Stored data
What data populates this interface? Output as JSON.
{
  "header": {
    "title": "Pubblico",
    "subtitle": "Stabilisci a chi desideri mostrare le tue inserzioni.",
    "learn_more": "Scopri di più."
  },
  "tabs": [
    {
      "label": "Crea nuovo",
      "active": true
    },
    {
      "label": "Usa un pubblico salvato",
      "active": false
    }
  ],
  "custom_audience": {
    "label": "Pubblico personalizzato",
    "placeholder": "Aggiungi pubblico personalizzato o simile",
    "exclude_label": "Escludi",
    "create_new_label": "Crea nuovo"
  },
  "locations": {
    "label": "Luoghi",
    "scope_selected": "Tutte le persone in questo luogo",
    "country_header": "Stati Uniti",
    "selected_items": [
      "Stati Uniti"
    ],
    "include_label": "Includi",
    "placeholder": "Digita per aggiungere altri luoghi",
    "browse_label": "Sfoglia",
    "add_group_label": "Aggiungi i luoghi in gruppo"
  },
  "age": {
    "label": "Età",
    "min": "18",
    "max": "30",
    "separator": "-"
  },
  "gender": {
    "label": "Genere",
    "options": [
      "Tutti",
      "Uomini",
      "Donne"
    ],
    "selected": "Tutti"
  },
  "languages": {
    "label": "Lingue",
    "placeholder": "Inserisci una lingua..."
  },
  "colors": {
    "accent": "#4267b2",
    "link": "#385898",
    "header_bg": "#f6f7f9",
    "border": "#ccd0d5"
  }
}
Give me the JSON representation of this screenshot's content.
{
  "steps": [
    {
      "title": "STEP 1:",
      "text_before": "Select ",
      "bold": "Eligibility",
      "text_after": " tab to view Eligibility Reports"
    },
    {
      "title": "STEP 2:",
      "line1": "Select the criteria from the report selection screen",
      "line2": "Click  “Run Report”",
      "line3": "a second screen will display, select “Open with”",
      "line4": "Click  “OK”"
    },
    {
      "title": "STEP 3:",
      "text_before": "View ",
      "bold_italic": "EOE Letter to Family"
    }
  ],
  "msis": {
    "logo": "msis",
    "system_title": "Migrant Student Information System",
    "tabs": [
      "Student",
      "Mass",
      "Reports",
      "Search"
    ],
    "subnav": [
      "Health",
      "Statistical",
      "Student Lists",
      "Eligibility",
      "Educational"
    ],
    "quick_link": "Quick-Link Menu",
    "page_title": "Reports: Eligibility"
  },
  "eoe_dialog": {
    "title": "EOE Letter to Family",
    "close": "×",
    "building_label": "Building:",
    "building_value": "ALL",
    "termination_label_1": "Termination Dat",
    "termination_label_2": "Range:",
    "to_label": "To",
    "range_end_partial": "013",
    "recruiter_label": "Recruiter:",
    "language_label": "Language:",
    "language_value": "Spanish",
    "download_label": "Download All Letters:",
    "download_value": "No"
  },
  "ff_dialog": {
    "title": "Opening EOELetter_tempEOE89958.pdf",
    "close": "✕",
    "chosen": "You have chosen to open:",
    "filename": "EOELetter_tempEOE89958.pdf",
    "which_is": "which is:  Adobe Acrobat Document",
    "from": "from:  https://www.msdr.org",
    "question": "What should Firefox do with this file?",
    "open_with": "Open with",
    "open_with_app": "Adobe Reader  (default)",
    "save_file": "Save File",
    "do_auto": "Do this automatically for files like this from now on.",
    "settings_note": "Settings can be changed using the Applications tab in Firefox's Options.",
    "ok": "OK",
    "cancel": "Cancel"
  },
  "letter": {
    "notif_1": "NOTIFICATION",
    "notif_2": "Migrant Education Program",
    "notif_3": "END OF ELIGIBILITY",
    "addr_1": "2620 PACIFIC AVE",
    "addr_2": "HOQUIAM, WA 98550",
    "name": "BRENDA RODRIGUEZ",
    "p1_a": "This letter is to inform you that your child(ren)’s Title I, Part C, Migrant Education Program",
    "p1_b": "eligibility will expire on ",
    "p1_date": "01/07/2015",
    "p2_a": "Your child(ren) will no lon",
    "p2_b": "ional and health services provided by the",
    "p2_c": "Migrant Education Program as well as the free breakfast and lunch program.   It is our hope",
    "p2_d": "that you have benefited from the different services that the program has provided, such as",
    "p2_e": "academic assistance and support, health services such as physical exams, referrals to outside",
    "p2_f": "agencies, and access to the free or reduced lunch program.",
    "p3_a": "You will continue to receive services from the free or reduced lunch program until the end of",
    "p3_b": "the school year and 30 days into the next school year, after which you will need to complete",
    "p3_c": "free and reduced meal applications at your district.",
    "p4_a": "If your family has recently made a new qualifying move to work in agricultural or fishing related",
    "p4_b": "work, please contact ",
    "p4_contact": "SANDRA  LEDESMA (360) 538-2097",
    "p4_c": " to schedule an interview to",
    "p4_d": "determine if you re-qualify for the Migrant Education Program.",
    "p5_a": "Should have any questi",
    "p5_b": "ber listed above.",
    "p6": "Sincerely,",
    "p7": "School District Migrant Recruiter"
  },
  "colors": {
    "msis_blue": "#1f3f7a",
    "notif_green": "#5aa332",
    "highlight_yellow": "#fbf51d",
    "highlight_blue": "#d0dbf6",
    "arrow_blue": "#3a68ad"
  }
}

• PROBLEM STATEMENT
Copy each line that holds the word "Click".

• FINAL RESULT
      "line2": "Click  “Run Report”",
      "line4": "Click  “OK”"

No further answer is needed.